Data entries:
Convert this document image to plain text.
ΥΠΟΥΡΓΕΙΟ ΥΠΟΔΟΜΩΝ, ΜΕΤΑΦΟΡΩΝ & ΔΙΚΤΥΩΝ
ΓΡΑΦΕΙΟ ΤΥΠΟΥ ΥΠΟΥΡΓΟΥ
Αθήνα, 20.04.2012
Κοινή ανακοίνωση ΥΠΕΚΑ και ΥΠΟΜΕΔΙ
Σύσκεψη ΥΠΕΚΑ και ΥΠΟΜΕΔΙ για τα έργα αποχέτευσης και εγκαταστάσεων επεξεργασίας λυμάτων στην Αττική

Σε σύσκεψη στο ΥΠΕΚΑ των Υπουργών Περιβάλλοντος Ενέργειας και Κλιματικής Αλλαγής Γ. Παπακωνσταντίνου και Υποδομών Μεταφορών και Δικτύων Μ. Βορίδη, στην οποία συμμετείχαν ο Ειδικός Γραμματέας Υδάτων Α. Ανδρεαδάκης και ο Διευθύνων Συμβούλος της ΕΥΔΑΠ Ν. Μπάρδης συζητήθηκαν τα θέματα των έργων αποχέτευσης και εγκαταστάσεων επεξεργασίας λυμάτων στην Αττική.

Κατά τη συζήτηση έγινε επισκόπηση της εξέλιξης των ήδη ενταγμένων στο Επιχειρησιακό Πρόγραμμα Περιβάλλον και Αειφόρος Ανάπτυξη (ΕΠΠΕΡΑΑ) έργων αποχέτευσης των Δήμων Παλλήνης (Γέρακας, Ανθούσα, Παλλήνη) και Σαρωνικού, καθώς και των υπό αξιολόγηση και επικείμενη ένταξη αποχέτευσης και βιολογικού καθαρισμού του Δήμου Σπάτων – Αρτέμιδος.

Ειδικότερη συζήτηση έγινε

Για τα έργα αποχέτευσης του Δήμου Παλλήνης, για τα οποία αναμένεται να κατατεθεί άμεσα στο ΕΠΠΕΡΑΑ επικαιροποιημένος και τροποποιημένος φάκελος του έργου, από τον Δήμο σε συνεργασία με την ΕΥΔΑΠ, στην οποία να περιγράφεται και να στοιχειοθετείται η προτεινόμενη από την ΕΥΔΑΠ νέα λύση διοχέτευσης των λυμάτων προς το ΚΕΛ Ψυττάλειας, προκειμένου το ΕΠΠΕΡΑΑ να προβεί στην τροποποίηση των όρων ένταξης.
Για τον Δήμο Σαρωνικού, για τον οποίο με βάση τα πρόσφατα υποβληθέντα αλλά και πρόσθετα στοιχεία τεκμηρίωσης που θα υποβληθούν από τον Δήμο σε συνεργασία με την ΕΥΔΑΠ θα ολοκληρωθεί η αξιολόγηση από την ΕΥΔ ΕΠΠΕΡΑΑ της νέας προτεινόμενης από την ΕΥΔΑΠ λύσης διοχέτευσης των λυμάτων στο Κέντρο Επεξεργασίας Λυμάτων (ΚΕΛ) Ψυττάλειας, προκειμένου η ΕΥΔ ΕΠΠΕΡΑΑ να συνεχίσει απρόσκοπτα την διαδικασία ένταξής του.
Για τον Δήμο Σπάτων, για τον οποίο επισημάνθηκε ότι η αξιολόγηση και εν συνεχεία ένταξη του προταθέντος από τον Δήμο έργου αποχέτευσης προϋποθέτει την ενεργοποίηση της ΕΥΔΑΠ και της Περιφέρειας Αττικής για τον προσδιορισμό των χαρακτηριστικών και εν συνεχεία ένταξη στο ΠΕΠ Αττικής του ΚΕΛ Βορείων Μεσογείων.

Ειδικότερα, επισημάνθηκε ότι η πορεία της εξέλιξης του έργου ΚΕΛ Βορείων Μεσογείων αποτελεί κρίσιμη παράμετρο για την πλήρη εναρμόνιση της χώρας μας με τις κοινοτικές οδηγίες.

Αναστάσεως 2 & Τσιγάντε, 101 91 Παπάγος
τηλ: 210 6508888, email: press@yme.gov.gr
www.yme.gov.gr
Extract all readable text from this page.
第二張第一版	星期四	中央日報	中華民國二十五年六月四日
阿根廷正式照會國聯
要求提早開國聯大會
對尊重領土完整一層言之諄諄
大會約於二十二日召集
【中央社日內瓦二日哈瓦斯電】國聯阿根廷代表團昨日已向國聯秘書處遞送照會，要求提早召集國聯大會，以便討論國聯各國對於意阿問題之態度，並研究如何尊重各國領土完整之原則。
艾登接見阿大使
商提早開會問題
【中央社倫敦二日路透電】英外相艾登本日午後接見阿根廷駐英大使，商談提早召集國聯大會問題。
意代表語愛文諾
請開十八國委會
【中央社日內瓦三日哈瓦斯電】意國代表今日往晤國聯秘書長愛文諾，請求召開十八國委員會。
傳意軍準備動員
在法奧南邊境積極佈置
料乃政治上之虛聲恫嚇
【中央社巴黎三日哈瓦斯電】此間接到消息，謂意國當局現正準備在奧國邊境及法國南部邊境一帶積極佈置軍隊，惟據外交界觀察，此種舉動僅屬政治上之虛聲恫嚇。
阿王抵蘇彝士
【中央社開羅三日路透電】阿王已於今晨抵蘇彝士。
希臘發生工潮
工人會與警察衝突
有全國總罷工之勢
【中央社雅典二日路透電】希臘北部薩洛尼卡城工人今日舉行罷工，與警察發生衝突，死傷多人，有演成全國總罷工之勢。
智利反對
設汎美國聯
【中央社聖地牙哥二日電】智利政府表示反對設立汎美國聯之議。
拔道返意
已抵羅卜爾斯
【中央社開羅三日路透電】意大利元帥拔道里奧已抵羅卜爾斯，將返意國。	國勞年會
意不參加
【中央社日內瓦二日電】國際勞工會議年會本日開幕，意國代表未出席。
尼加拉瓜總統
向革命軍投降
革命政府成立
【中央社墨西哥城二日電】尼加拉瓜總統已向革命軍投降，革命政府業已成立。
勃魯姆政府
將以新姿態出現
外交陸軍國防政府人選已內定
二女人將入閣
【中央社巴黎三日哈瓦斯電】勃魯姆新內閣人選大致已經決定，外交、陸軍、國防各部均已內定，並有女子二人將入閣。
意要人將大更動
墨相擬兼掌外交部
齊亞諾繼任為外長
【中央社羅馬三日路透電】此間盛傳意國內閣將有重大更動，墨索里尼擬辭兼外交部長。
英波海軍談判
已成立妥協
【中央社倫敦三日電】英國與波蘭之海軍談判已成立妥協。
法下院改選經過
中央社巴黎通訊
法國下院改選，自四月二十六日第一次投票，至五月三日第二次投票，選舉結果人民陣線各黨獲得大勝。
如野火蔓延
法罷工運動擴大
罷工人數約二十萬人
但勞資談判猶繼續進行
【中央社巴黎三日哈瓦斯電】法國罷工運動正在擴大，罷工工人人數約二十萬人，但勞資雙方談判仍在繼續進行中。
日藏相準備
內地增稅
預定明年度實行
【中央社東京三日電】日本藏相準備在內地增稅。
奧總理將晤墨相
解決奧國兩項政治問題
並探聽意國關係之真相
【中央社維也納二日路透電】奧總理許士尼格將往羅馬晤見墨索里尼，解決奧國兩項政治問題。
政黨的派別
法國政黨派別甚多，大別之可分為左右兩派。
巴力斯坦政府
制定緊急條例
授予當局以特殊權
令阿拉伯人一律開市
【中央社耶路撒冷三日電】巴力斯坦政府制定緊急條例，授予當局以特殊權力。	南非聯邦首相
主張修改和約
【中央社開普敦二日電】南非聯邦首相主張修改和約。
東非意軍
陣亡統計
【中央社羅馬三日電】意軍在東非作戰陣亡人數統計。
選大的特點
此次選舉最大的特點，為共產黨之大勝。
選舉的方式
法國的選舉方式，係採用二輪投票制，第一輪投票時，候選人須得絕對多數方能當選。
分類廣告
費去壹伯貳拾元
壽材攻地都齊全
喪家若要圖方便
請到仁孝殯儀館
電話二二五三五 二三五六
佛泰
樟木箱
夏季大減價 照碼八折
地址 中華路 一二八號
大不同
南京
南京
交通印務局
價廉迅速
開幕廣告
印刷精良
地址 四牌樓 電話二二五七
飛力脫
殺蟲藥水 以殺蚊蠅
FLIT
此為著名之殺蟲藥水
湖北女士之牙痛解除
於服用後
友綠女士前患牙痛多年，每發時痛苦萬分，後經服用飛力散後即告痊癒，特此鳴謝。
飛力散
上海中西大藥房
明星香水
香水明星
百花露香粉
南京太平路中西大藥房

### The task
Pick out and copy every line that contains the word "解決奧國兩項政治問題".

### Task response
解決奧國兩項政治問題
【中央社維也納二日路透電】奧總理許士尼格將往羅馬晤見墨索里尼，解決奧國兩項政治問題。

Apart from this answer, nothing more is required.